Goal — Check each line of the records below and collect those that include the word "University".
==== Given information
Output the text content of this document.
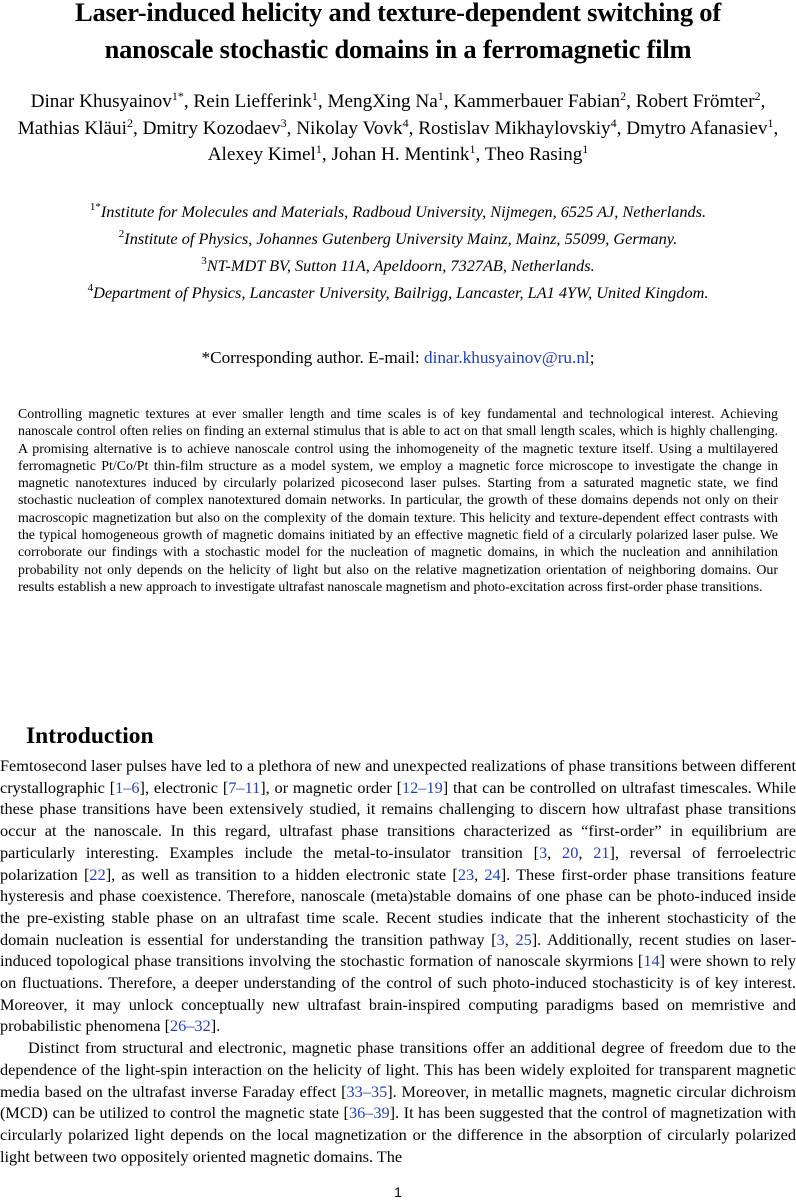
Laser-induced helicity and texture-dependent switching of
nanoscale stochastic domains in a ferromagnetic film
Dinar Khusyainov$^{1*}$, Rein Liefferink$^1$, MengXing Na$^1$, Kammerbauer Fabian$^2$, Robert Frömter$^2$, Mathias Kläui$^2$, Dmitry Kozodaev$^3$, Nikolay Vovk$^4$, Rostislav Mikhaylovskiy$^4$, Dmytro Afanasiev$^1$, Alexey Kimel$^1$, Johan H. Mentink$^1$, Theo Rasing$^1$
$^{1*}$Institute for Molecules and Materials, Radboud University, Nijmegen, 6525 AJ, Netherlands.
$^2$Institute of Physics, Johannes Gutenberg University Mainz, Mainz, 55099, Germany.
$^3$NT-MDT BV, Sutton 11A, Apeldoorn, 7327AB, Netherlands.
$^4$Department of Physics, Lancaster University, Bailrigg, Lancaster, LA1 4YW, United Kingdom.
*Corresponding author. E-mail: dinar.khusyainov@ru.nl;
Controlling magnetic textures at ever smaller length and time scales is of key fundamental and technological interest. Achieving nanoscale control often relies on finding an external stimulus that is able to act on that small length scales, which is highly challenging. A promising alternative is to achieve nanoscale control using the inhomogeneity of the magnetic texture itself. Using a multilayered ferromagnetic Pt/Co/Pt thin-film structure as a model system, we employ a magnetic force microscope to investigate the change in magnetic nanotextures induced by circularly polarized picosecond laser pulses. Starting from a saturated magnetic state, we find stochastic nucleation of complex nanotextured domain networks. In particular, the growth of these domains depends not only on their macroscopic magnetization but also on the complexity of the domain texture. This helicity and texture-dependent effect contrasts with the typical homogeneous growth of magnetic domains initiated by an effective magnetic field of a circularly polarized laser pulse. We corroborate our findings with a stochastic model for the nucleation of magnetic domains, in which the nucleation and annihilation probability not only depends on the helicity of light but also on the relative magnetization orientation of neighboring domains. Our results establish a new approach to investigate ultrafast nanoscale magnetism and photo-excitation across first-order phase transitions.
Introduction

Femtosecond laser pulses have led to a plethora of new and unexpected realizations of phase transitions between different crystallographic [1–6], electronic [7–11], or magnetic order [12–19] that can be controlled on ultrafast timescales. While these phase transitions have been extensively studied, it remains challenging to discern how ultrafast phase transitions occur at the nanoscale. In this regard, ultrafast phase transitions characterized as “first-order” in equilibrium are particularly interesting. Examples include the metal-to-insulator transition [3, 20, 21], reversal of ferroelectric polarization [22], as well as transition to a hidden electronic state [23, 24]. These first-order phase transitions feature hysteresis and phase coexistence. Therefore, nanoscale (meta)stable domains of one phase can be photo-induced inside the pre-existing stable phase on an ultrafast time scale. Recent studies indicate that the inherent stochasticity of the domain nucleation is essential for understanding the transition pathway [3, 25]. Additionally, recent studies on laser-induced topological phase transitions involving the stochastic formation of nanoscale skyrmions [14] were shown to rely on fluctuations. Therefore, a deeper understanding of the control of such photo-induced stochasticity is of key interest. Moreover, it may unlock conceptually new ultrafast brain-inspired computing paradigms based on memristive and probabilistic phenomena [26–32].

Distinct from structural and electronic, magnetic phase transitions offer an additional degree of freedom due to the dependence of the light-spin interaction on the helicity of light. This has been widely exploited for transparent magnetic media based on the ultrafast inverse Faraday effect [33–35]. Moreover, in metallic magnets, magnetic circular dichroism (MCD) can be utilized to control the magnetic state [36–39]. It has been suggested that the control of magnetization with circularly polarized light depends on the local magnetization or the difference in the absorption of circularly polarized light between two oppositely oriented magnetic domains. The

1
========
Solution for this problem —
$^{1*}$Institute for Molecules and Materials, Radboud University, Nijmegen, 6525 AJ, Netherlands.
$^2$Institute of Physics, Johannes Gutenberg University Mainz, Mainz, 55099, Germany.
$^4$Department of Physics, Lancaster University, Bailrigg, Lancaster, LA1 4YW, United Kingdom.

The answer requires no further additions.